## The exercise
In the documentation on inverted queries below, why are those queries stored directly in Couchdb instead of being included in a DomeinFile? Answer in one to three sentences.

## Extract to read
--------

Perspectives Technical Documentation

6.3. Inverted Queries stored in Couchdb

6.3.1. Motivation

The direct reason to store inverted queries directly in Couchdb rather than including them in a DomeinFile (the machine-readable version of a model) is that Couchdb limits documents to 8 Mb. Models with around 1000+ lines exceed that limit. Another reason is that inverted queries are only necessary when the end user (or one of his peers) updates a resource. Instead of keeping all inverted queries in memory, we’d better fetch them from the database when needed.

6.3.2. Outline of the design

On parsing and compiling a model text, we keep the inverted queries that we construct in state (PhaseTwoState) - and do not include them in the types we’re constructing. After compiling, we fetch the array of inverted queries from state and turn them into a JSON file that we attach to the DomeinFile proper.

Then, on loading a model for the first time in an installation, we just retrieve the attachment and bulk-store all individual inverted queries as separate documents in a database to that purpose; that is, to hold the inverted queries of all loaded models.

On updating a model we first remove all inverted queries associated with that model and then repeat the same process as on first installation. There is no longer a need to modify models that are imported by the model we add (as we used to do prior to version 0.24.1).

Then, when the end user or one of his peers modifies a resource, we just query that database to retrieve the applicable inverted query descriptions. We then fall back to the original process of compiling and executing these inverted queries.

6.3.3. Keys

How to retrieve the inverted queries that are applicable, in a given situation? The prime concept to understand that question is that a query describes a path through type-space, e.g. from a role type to another role type. However, as types are described with (compound) Abstract Data Types, a single step in such a path may correspond to several paths in terms of simple types. For example: a model may provide two alternative ways to fill a role. The step from that role to its filler can be described with a SUM type as its destination; but this corresponds to two paths in terms of simple types (R → SUM F1, F2 versus R → F1, R → F2 ).

Prior to PDR version 0.24.1, inverted queries were stored with the Perspective types of the resource that is mutated. This by itself indicates that this type is part of the key that identifies a particular inverted query. In general, when a role is involved - e.g. when a role is added to or removed from a context, of when it is filled or emptied - the role-context type combination should be included in the key. From this it follows that the keys for role-filling consist of two RoleInContext combinations.

As noted above, a query is a directed path through type space. The mere combination of two RoleInContexts does, by itself, not recognise that direction. Hence we represent the keys for inverted queries that move from filled to filler with differently named fields than from filler to filled. Similar reasoning applies to the context operation (from role to context) and the role operation (from context to role).

--------

Stored items from a collection:
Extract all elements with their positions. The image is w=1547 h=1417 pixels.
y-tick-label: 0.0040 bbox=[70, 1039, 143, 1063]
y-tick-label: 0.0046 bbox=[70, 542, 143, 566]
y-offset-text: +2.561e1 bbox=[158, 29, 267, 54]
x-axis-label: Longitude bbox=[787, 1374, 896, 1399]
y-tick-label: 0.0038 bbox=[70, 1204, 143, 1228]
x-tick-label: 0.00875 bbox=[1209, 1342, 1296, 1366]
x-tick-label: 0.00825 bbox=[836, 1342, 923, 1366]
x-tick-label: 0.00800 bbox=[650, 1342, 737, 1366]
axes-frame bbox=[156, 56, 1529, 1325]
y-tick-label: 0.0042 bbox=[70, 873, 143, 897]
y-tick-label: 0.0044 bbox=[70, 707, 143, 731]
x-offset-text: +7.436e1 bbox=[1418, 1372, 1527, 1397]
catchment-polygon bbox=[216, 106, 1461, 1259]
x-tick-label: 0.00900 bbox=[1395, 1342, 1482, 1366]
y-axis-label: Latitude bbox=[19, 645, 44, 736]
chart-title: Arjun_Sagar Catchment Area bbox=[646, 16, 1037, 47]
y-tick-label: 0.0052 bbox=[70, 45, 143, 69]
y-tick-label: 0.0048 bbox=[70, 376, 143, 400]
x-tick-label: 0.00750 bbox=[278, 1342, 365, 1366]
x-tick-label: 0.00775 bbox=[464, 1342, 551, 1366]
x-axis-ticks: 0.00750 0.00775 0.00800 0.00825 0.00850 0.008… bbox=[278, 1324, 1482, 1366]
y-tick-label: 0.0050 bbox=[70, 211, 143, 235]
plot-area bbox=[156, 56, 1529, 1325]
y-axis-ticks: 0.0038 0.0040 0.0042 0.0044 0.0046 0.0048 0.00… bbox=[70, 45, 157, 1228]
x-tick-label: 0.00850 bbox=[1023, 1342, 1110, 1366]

--------

## Output for this task
Couchdb limits documents to 8 Mb, and models with around 1000 or more lines exceed that limit. Also, inverted queries are needed only when the end user or one of his peers updates a resource, so it is better to fetch them from the database when needed than to keep them all in memory.